**Given data**
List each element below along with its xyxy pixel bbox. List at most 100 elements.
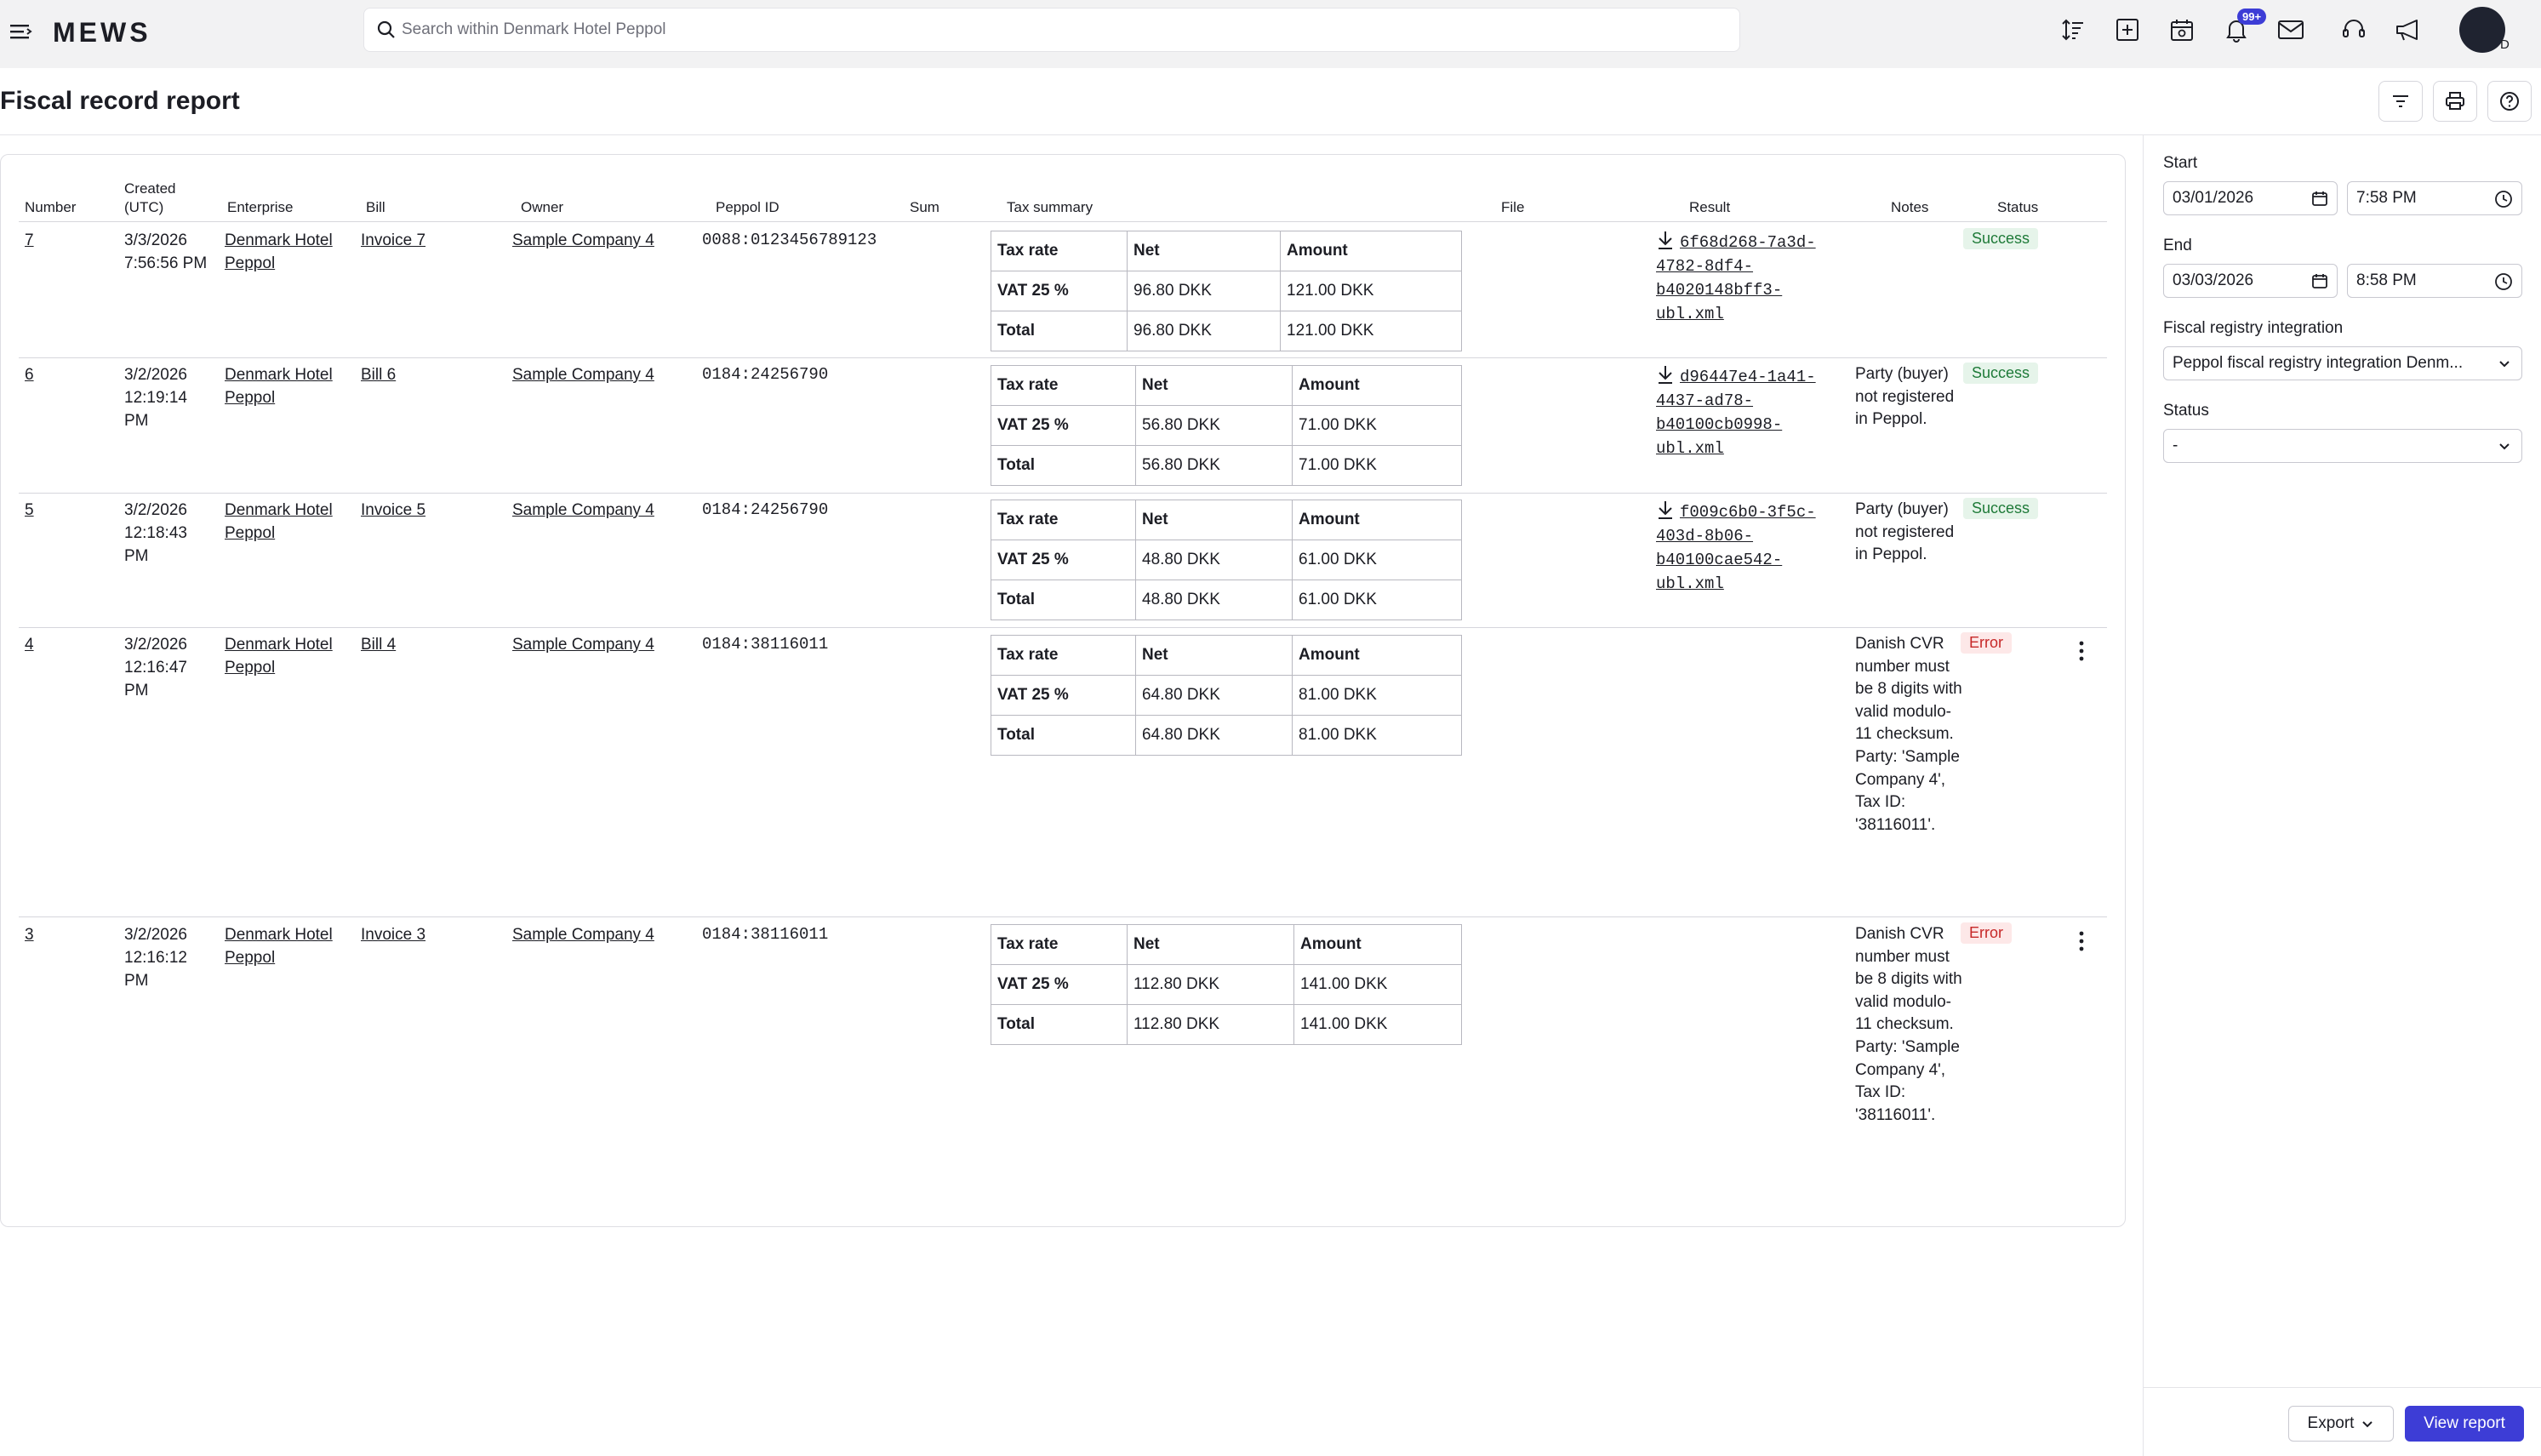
row-enterprise-link[interactable]: Denmark Hotel Peppol: [225, 229, 348, 275]
total-net: 64.80 DKK: [1135, 715, 1293, 756]
amount-header: Amount: [1292, 365, 1462, 406]
chevron-down-icon: [2499, 361, 2510, 368]
col-header-file[interactable]: File: [1501, 198, 1524, 217]
col-header-number[interactable]: Number: [25, 198, 76, 217]
row-owner-link[interactable]: Sample Company 4: [512, 499, 654, 522]
row-number-link[interactable]: 6: [25, 363, 34, 386]
row-peppol-id: 0088:0123456789123: [702, 231, 877, 249]
add-square-icon[interactable]: [2113, 15, 2142, 44]
col-header-status[interactable]: Status: [1997, 198, 2038, 217]
row-notes: Party (buyer) not registered in Peppol.: [1855, 500, 1955, 564]
avatar[interactable]: [2459, 7, 2505, 53]
col-header-peppol-id[interactable]: Peppol ID: [716, 198, 779, 217]
row-bill-link[interactable]: Invoice 5: [361, 499, 425, 522]
total-label: Total: [991, 715, 1136, 756]
col-header-owner[interactable]: Owner: [521, 198, 563, 217]
row-owner-link[interactable]: Sample Company 4: [512, 633, 654, 656]
export-button[interactable]: Export: [2288, 1406, 2394, 1442]
total-net: 56.80 DKK: [1135, 445, 1293, 486]
col-header-created[interactable]: Created (UTC): [124, 180, 184, 217]
start-date-input[interactable]: 03/01/2026: [2163, 181, 2338, 215]
status-badge: Success: [1963, 363, 2039, 384]
filter-button[interactable]: [2378, 81, 2423, 122]
row-owner-link[interactable]: Sample Company 4: [512, 229, 654, 252]
row-number-link[interactable]: 5: [25, 499, 34, 522]
row-bill-link[interactable]: Invoice 7: [361, 229, 425, 252]
end-date-value: 03/03/2026: [2173, 271, 2254, 289]
help-button[interactable]: [2487, 81, 2532, 122]
total-amount: 141.00 DKK: [1293, 1004, 1462, 1045]
row-enterprise-link[interactable]: Denmark Hotel Peppol: [225, 499, 348, 545]
result-file-name: f009c6b0-3f5c-403d-8b06-b40100cae542-ubl…: [1656, 503, 1816, 593]
headset-icon[interactable]: [2339, 15, 2368, 44]
calendar-icon[interactable]: [2311, 272, 2328, 289]
search-input[interactable]: [402, 14, 1721, 46]
tax-summary-table: Tax rate Net Amount VAT 25 % 56.80 DKK 71.00…: [991, 365, 1462, 486]
mews-logo[interactable]: MEWS: [53, 17, 151, 49]
result-file-link[interactable]: f009c6b0-3f5c-403d-8b06-b40100cae542-ubl…: [1656, 500, 1843, 596]
net-header: Net: [1135, 365, 1293, 406]
row-bill-link[interactable]: Bill 6: [361, 363, 396, 386]
col-header-notes[interactable]: Notes: [1891, 198, 1928, 217]
export-label: Export: [2307, 1414, 2355, 1432]
sort-icon[interactable]: [2058, 15, 2087, 44]
clock-icon[interactable]: [2494, 272, 2513, 291]
megaphone-icon[interactable]: [2394, 15, 2423, 44]
row-divider: [19, 493, 2107, 494]
tax-rate: VAT 25 %: [991, 675, 1136, 716]
result-file-link[interactable]: 6f68d268-7a3d-4782-8df4-b4020148bff3-ubl…: [1656, 230, 1843, 326]
row-enterprise-link[interactable]: Denmark Hotel Peppol: [225, 363, 348, 409]
integration-select[interactable]: Peppol fiscal registry integration Denm.…: [2163, 346, 2522, 380]
tax-rate-header: Tax rate: [991, 500, 1136, 540]
view-report-button[interactable]: View report: [2405, 1406, 2524, 1442]
start-label: Start: [2163, 154, 2198, 172]
row-enterprise-link[interactable]: Denmark Hotel Peppol: [225, 633, 348, 679]
amount-value: 81.00 DKK: [1292, 675, 1462, 716]
filter-icon: [2393, 95, 2408, 107]
download-icon: [1659, 366, 1672, 384]
row-owner-link[interactable]: Sample Company 4: [512, 363, 654, 386]
row-number-link[interactable]: 4: [25, 633, 34, 656]
status-badge: Error: [1961, 922, 2012, 944]
row-bill-link[interactable]: Invoice 3: [361, 923, 425, 946]
row-owner-link[interactable]: Sample Company 4: [512, 923, 654, 946]
print-button[interactable]: [2433, 81, 2477, 122]
row-number-link[interactable]: 7: [25, 229, 34, 252]
mail-icon[interactable]: [2276, 15, 2305, 44]
row-enterprise-link[interactable]: Denmark Hotel Peppol: [225, 923, 348, 969]
download-icon: [1659, 501, 1672, 519]
amount-header: Amount: [1280, 231, 1462, 271]
total-label: Total: [991, 445, 1136, 486]
more-actions-icon[interactable]: [2076, 640, 2087, 662]
calendar-search-icon[interactable]: [2167, 15, 2196, 44]
col-header-sum[interactable]: Sum: [910, 198, 939, 217]
row-created: 3/2/2026 12:16:47 PM: [124, 636, 187, 699]
result-file-link[interactable]: d96447e4-1a41-4437-ad78-b40100cb0998-ubl…: [1656, 364, 1843, 460]
row-number-link[interactable]: 3: [25, 923, 34, 946]
result-file-name: d96447e4-1a41-4437-ad78-b40100cb0998-ubl…: [1656, 368, 1816, 458]
calendar-icon[interactable]: [2311, 190, 2328, 207]
total-net: 112.80 DKK: [1127, 1004, 1294, 1045]
tax-rate-header: Tax rate: [991, 231, 1128, 271]
menu-icon[interactable]: [10, 22, 32, 41]
status-select[interactable]: -: [2163, 429, 2522, 463]
col-header-enterprise[interactable]: Enterprise: [227, 198, 293, 217]
row-bill-link[interactable]: Bill 4: [361, 633, 396, 656]
global-search[interactable]: [363, 8, 1740, 52]
end-time-input[interactable]: 8:58 PM: [2347, 264, 2522, 298]
net-value: 48.80 DKK: [1135, 540, 1293, 580]
integration-value: Peppol fiscal registry integration Denm.…: [2173, 354, 2464, 372]
clock-icon[interactable]: [2494, 190, 2513, 208]
end-date-input[interactable]: 03/03/2026: [2163, 264, 2338, 298]
start-time-input[interactable]: 7:58 PM: [2347, 181, 2522, 215]
tax-summary-table: Tax rate Net Amount VAT 25 % 48.80 DKK 61.00…: [991, 500, 1462, 620]
row-notes: Danish CVR number must be 8 digits with …: [1855, 635, 1962, 834]
col-header-tax-summary[interactable]: Tax summary: [1007, 198, 1093, 217]
col-header-result[interactable]: Result: [1689, 198, 1730, 217]
status-filter-value: -: [2173, 437, 2178, 454]
col-header-bill[interactable]: Bill: [366, 198, 385, 217]
tax-rate: VAT 25 %: [991, 405, 1136, 446]
download-icon: [1659, 231, 1672, 249]
more-actions-icon[interactable]: [2076, 930, 2087, 952]
start-time-value: 7:58 PM: [2356, 189, 2417, 207]
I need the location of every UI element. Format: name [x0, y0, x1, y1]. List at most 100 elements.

**What you should do**
Recast every line of the items above as a numbered list, skipping blank lines and leaving out the pictures.

**Response**
1. List each element below along with its xyxy pixel bbox. List at most 100 elements.
2. row-enterprise-link[interactable]: Denmark Hotel Peppol: [225, 229, 348, 275]
3. total-net: 64.80 DKK: [1135, 715, 1293, 756]
4. amount-header: Amount: [1292, 365, 1462, 406]
5. chevron-down-icon: [2499, 361, 2510, 368]
6. col-header-file[interactable]: File: [1501, 198, 1524, 217]
7. col-header-number[interactable]: Number: [25, 198, 76, 217]
8. row-owner-link[interactable]: Sample Company 4: [512, 499, 654, 522]
9. row-number-link[interactable]: 6: [25, 363, 34, 386]
10. row-peppol-id: 0088:0123456789123: [702, 231, 877, 249]
11. add-square-icon[interactable]: [2113, 15, 2142, 44]
12. col-header-status[interactable]: Status: [1997, 198, 2038, 217]
13. row-notes: Party (buyer) not registered in Peppol.: [1855, 500, 1955, 564]
14. avatar[interactable]: [2459, 7, 2505, 53]
15. col-header-peppol-id[interactable]: Peppol ID: [716, 198, 779, 217]
16. row-bill-link[interactable]: Invoice 5: [361, 499, 425, 522]
17. total-label: Total: [991, 715, 1136, 756]
18. col-header-owner[interactable]: Owner: [521, 198, 563, 217]
19. row-owner-link[interactable]: Sample Company 4: [512, 633, 654, 656]
20. export-button[interactable]: Export: [2288, 1406, 2394, 1442]
21. total-net: 56.80 DKK: [1135, 445, 1293, 486]
22. col-header-created[interactable]: Created (UTC): [124, 180, 184, 217]
23. start-date-input[interactable]: 03/01/2026: [2163, 181, 2338, 215]
24. status-badge: Success: [1963, 363, 2039, 384]
25. filter-button[interactable]: [2378, 81, 2423, 122]
26. row-owner-link[interactable]: Sample Company 4: [512, 229, 654, 252]
27. row-number-link[interactable]: 5: [25, 499, 34, 522]
28. row-bill-link[interactable]: Invoice 7: [361, 229, 425, 252]
29. end-date-value: 03/03/2026: [2173, 271, 2254, 289]
30. help-button[interactable]: [2487, 81, 2532, 122]
31. total-amount: 141.00 DKK: [1293, 1004, 1462, 1045]
32. row-enterprise-link[interactable]: Denmark Hotel Peppol: [225, 499, 348, 545]
33. result-file-name: f009c6b0-3f5c-403d-8b06-b40100cae542-ubl…: [1656, 503, 1816, 593]
34. headset-icon[interactable]: [2339, 15, 2368, 44]
35. calendar-icon[interactable]: [2311, 272, 2328, 289]
36. search-input[interactable]: [402, 14, 1721, 46]
37. tax-summary-table: Tax rate Net Amount VAT 25 % 56.80 DKK 71.00…: [991, 365, 1462, 486]
38. mews-logo[interactable]: MEWS: [53, 17, 151, 49]
39. result-file-link[interactable]: f009c6b0-3f5c-403d-8b06-b40100cae542-ubl…: [1656, 500, 1843, 596]
40. net-header: Net: [1135, 365, 1293, 406]
41. row-bill-link[interactable]: Bill 6: [361, 363, 396, 386]
42. col-header-notes[interactable]: Notes: [1891, 198, 1928, 217]
43. export-label: Export: [2307, 1414, 2355, 1432]
44. sort-icon[interactable]: [2058, 15, 2087, 44]
45. clock-icon[interactable]: [2494, 272, 2513, 291]
46. megaphone-icon[interactable]: [2394, 15, 2423, 44]
47. row-divider: [19, 493, 2107, 494]
48. tax-rate: VAT 25 %: [991, 675, 1136, 716]
49. result-file-link[interactable]: 6f68d268-7a3d-4782-8df4-b4020148bff3-ubl…: [1656, 230, 1843, 326]
50. row-enterprise-link[interactable]: Denmark Hotel Peppol: [225, 363, 348, 409]
51. integration-select[interactable]: Peppol fiscal registry integration Denm.…: [2163, 346, 2522, 380]
52. tax-rate-header: Tax rate: [991, 500, 1136, 540]
53. view-report-button[interactable]: View report: [2405, 1406, 2524, 1442]
54. start-label: Start: [2163, 154, 2198, 172]
55. row-enterprise-link[interactable]: Denmark Hotel Peppol: [225, 633, 348, 679]
56. amount-value: 81.00 DKK: [1292, 675, 1462, 716]
57. filter-icon: [2393, 95, 2408, 107]
58. download-icon: [1659, 366, 1672, 384]
59. row-owner-link[interactable]: Sample Company 4: [512, 363, 654, 386]
60. row-number-link[interactable]: 4: [25, 633, 34, 656]
61. status-badge: Error: [1961, 922, 2012, 944]
62. row-bill-link[interactable]: Invoice 3: [361, 923, 425, 946]
63. row-owner-link[interactable]: Sample Company 4: [512, 923, 654, 946]
64. print-button[interactable]: [2433, 81, 2477, 122]
65. row-number-link[interactable]: 7: [25, 229, 34, 252]
66. mail-icon[interactable]: [2276, 15, 2305, 44]
67. row-enterprise-link[interactable]: Denmark Hotel Peppol: [225, 923, 348, 969]
68. download-icon: [1659, 501, 1672, 519]
69. amount-header: Amount: [1280, 231, 1462, 271]
70. total-label: Total: [991, 445, 1136, 486]
71. more-actions-icon[interactable]: [2076, 640, 2087, 662]
72. calendar-search-icon[interactable]: [2167, 15, 2196, 44]
73. col-header-sum[interactable]: Sum: [910, 198, 939, 217]
74. row-created: 3/2/2026 12:16:47 PM: [124, 636, 187, 699]
75. result-file-link[interactable]: d96447e4-1a41-4437-ad78-b40100cb0998-ubl…: [1656, 364, 1843, 460]
76. row-number-link[interactable]: 3: [25, 923, 34, 946]
77. result-file-name: d96447e4-1a41-4437-ad78-b40100cb0998-ubl…: [1656, 368, 1816, 458]
78. calendar-icon[interactable]: [2311, 190, 2328, 207]
79. total-net: 112.80 DKK: [1127, 1004, 1294, 1045]
80. tax-rate-header: Tax rate: [991, 231, 1128, 271]
81. menu-icon[interactable]: [10, 22, 32, 41]
82. status-select[interactable]: -: [2163, 429, 2522, 463]
83. col-header-enterprise[interactable]: Enterprise: [227, 198, 293, 217]
84. row-bill-link[interactable]: Bill 4: [361, 633, 396, 656]
85. global-search[interactable]: [363, 8, 1740, 52]
86. end-time-input[interactable]: 8:58 PM: [2347, 264, 2522, 298]
87. net-value: 48.80 DKK: [1135, 540, 1293, 580]
88. integration-value: Peppol fiscal registry integration Denm.…: [2173, 354, 2464, 372]
89. clock-icon[interactable]: [2494, 190, 2513, 208]
90. end-date-input[interactable]: 03/03/2026: [2163, 264, 2338, 298]
91. start-time-input[interactable]: 7:58 PM: [2347, 181, 2522, 215]
92. tax-summary-table: Tax rate Net Amount VAT 25 % 48.80 DKK 61.00…: [991, 500, 1462, 620]
93. row-notes: Danish CVR number must be 8 digits with …: [1855, 635, 1962, 834]
94. col-header-tax-summary[interactable]: Tax summary: [1007, 198, 1093, 217]
95. col-header-result[interactable]: Result: [1689, 198, 1730, 217]
96. status-filter-value: -: [2173, 437, 2178, 454]
97. col-header-bill[interactable]: Bill: [366, 198, 385, 217]
98. tax-rate: VAT 25 %: [991, 405, 1136, 446]
99. download-icon: [1659, 231, 1672, 249]
100. more-actions-icon[interactable]: [2076, 930, 2087, 952]
101. start-time-value: 7:58 PM: [2356, 189, 2417, 207]
102. I need the location of every UI element. Format: name [x0, y0, x1, y1]. List at most 100 elements.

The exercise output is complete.